*Short problem*. Using the records that follow, copy every line containing the word "recipe".

▼▼▼

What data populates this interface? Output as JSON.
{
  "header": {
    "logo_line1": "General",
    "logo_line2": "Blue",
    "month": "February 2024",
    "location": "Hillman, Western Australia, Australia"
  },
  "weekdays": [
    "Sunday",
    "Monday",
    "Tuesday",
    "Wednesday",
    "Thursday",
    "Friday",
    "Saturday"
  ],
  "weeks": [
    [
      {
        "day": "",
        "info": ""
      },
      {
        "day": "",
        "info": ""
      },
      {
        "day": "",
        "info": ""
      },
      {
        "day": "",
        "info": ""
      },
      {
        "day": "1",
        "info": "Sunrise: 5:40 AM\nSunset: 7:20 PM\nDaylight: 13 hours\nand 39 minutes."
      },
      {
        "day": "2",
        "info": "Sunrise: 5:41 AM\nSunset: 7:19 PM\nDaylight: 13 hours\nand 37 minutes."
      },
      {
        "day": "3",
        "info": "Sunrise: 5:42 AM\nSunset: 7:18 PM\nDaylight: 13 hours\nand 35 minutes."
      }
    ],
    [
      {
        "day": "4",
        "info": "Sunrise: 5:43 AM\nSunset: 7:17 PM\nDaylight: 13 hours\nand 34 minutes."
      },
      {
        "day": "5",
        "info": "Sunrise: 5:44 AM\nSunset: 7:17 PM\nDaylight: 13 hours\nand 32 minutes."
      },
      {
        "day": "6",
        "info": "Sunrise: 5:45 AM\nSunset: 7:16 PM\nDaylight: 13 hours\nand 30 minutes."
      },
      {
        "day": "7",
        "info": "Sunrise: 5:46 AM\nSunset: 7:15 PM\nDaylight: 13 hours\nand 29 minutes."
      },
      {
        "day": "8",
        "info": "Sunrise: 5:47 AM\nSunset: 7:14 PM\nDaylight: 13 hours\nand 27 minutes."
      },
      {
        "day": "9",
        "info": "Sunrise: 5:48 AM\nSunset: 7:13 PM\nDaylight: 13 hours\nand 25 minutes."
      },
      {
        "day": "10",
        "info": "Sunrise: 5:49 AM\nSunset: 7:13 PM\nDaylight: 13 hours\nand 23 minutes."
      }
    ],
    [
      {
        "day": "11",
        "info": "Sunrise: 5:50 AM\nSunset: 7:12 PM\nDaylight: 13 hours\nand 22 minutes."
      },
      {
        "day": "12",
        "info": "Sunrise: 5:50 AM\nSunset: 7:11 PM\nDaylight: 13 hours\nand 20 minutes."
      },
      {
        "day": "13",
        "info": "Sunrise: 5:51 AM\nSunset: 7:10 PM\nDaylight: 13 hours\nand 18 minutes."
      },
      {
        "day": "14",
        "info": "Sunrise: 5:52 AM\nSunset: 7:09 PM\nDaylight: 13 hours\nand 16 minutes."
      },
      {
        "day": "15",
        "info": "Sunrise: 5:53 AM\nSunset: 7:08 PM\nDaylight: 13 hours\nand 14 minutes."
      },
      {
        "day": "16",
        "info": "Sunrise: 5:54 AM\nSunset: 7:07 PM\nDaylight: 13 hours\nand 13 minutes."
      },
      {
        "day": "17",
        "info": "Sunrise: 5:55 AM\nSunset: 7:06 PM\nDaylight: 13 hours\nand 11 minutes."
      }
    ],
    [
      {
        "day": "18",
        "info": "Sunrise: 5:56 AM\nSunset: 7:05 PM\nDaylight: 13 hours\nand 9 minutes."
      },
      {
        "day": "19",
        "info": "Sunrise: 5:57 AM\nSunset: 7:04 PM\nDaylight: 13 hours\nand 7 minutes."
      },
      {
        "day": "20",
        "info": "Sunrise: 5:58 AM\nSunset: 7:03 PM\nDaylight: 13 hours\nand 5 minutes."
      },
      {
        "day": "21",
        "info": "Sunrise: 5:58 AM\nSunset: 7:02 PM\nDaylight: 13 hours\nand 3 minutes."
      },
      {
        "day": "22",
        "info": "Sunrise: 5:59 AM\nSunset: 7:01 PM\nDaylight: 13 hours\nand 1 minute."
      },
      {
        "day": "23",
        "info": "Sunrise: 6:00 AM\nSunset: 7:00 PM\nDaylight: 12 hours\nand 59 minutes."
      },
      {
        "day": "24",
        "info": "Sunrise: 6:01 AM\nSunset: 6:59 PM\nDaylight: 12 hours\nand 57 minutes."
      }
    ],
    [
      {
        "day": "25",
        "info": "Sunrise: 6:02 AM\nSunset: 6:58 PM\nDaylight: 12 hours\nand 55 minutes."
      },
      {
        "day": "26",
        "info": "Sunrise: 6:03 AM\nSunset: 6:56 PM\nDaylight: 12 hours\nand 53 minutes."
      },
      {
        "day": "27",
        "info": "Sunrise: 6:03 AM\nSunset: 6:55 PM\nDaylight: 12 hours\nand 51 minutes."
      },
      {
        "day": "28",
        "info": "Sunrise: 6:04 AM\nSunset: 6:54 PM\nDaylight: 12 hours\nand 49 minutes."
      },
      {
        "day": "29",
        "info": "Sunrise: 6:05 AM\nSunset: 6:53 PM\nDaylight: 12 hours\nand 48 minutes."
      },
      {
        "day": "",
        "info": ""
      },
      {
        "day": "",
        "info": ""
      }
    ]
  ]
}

▲▲▲
▼▼▼

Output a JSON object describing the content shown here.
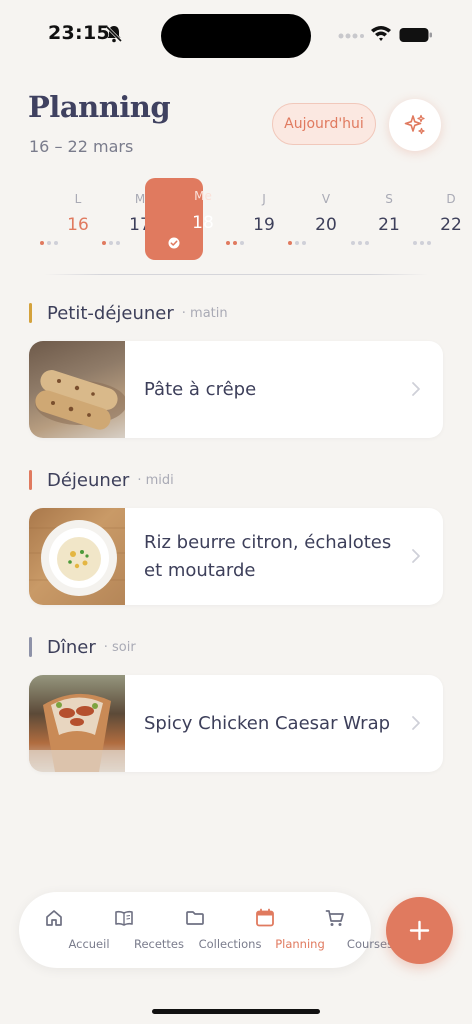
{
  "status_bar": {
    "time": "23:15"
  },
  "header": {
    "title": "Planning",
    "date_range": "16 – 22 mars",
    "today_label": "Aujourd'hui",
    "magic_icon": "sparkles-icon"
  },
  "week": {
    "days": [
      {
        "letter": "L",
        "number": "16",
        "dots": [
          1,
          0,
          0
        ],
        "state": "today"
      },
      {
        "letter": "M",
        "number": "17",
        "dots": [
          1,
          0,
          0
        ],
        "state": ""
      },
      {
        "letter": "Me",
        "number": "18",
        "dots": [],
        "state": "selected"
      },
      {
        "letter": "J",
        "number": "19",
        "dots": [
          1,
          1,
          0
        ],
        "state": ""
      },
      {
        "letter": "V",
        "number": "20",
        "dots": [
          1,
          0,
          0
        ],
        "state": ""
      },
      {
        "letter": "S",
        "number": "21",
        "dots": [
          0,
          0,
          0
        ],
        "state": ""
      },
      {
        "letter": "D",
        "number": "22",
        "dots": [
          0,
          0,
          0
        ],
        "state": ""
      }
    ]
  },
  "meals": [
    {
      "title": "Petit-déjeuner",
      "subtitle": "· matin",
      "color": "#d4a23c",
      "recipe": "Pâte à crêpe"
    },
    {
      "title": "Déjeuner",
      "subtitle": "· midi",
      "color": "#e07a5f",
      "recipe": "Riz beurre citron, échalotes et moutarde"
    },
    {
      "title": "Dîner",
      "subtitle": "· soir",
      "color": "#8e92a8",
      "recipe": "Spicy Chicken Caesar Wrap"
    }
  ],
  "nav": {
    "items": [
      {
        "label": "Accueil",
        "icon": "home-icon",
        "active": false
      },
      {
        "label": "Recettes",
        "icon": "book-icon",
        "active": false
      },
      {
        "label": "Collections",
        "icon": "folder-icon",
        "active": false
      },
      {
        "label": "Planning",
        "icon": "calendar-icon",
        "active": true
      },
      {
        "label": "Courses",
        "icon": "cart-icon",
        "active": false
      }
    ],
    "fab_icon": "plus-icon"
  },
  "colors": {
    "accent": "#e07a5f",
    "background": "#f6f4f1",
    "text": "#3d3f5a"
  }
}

▲▲▲

*Full solution*.
      "recipe": "Pâte à crêpe"
      "recipe": "Riz beurre citron, échalotes et moutarde"
      "recipe": "Spicy Chicken Caesar Wrap"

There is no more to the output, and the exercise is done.